Stored dataset items:
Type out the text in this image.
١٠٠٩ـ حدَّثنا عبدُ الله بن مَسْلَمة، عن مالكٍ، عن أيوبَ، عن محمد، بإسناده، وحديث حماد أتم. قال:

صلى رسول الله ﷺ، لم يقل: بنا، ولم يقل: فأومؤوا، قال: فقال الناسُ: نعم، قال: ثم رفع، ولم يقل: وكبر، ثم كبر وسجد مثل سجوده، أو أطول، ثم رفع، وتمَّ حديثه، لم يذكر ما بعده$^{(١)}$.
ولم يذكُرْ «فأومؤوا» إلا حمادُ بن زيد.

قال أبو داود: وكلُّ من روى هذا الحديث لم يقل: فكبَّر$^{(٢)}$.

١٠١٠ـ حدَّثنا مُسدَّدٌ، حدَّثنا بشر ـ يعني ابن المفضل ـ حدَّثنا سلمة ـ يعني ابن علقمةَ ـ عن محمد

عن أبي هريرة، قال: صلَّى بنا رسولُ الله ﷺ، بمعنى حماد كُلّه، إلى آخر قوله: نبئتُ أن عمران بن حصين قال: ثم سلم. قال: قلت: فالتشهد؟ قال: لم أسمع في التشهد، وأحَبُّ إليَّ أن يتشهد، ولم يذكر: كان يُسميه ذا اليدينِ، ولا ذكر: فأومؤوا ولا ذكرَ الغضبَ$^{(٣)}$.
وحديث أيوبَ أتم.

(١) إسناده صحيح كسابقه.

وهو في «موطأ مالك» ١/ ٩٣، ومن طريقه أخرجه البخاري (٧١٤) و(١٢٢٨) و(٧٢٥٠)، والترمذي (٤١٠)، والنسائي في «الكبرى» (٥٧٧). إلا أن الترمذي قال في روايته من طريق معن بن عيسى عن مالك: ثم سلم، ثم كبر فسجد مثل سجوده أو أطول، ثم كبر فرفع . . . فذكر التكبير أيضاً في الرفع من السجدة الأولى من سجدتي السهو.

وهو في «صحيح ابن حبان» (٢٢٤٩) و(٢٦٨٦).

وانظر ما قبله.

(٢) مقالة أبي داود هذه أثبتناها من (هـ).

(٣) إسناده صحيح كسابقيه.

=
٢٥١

Exercise description: Search the entries for the word "وحديث", then list each line that holds it.

Correct result:
١٠٠٩ـ حدَّثنا عبدُ الله بن مَسْلَمة، عن مالكٍ، عن أيوبَ، عن محمد، بإسناده، وحديث حماد أتم. قال:
وحديث أيوبَ أتم.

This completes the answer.